>>>
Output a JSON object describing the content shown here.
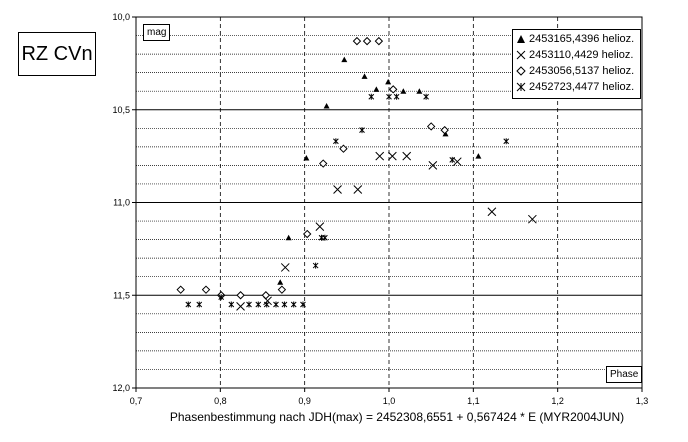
{
  "star_label": "RZ CVn",
  "ylabel": "mag",
  "xlabel_tag": "Phase",
  "caption": "Phasenbestimmung nach JDH(max) = 2452308,6551 + 0,567424 * E (MYR2004JUN)",
  "chart_data": {
    "type": "scatter",
    "title": "",
    "ylabel": "mag",
    "xlabel": "Phase",
    "xlim": [
      0.7,
      1.3
    ],
    "ylim": [
      10.0,
      12.0
    ],
    "y_inverted": true,
    "x_ticks": [
      "0,7",
      "0,8",
      "0,9",
      "1,0",
      "1,1",
      "1,2",
      "1,3"
    ],
    "y_ticks": [
      "10,0",
      "10,5",
      "11,0",
      "11,5",
      "12,0"
    ],
    "grid": "dashed vertical every 0.1, solid major horizontal every 0.5, dotted minor horizontal every 0.1",
    "legend_position": "top-right",
    "series": [
      {
        "name": "2453165,4396 helioz.",
        "marker": "triangle",
        "color": "#000000",
        "points": [
          [
            0.902,
            10.76
          ],
          [
            0.881,
            11.19
          ],
          [
            0.871,
            11.43
          ],
          [
            0.926,
            10.48
          ],
          [
            0.947,
            10.23
          ],
          [
            0.971,
            10.32
          ],
          [
            0.985,
            10.39
          ],
          [
            0.999,
            10.35
          ],
          [
            1.017,
            10.4
          ],
          [
            1.036,
            10.4
          ],
          [
            1.067,
            10.63
          ],
          [
            1.106,
            10.75
          ]
        ]
      },
      {
        "name": "2453110,4429 helioz.",
        "marker": "x",
        "color": "#000000",
        "points": [
          [
            0.824,
            11.56
          ],
          [
            0.856,
            11.53
          ],
          [
            0.877,
            11.35
          ],
          [
            0.918,
            11.13
          ],
          [
            0.939,
            10.93
          ],
          [
            0.963,
            10.93
          ],
          [
            0.989,
            10.75
          ],
          [
            1.004,
            10.75
          ],
          [
            1.021,
            10.75
          ],
          [
            1.052,
            10.8
          ],
          [
            1.081,
            10.78
          ],
          [
            1.122,
            11.05
          ],
          [
            1.17,
            11.09
          ]
        ]
      },
      {
        "name": "2453056,5137 helioz.",
        "marker": "diamond",
        "color": "#000000",
        "points": [
          [
            0.753,
            11.47
          ],
          [
            0.783,
            11.47
          ],
          [
            0.801,
            11.5
          ],
          [
            0.824,
            11.5
          ],
          [
            0.854,
            11.5
          ],
          [
            0.873,
            11.47
          ],
          [
            0.903,
            11.17
          ],
          [
            0.922,
            10.79
          ],
          [
            0.946,
            10.71
          ],
          [
            0.962,
            10.13
          ],
          [
            0.974,
            10.13
          ],
          [
            0.988,
            10.13
          ],
          [
            1.005,
            10.39
          ],
          [
            1.05,
            10.59
          ],
          [
            1.066,
            10.61
          ]
        ]
      },
      {
        "name": "2452723,4477 helioz.",
        "marker": "asterisk",
        "color": "#000000",
        "points": [
          [
            0.762,
            11.55
          ],
          [
            0.775,
            11.55
          ],
          [
            0.801,
            11.51
          ],
          [
            0.813,
            11.55
          ],
          [
            0.834,
            11.55
          ],
          [
            0.845,
            11.55
          ],
          [
            0.855,
            11.55
          ],
          [
            0.866,
            11.55
          ],
          [
            0.876,
            11.55
          ],
          [
            0.887,
            11.55
          ],
          [
            0.898,
            11.55
          ],
          [
            0.913,
            11.34
          ],
          [
            0.92,
            11.19
          ],
          [
            0.924,
            11.19
          ],
          [
            0.937,
            10.67
          ],
          [
            0.968,
            10.61
          ],
          [
            0.979,
            10.43
          ],
          [
            1.0,
            10.43
          ],
          [
            1.009,
            10.43
          ],
          [
            1.044,
            10.43
          ],
          [
            1.075,
            10.77
          ],
          [
            1.139,
            10.67
          ]
        ]
      }
    ]
  }
}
<<<
## AIM OF THE TASK
Using the listing above, return all lines where the word "marker" occurs.

## SOLVED EXERCISE
        "marker": "triangle",
        "marker": "x",
        "marker": "diamond",
        "marker": "asterisk",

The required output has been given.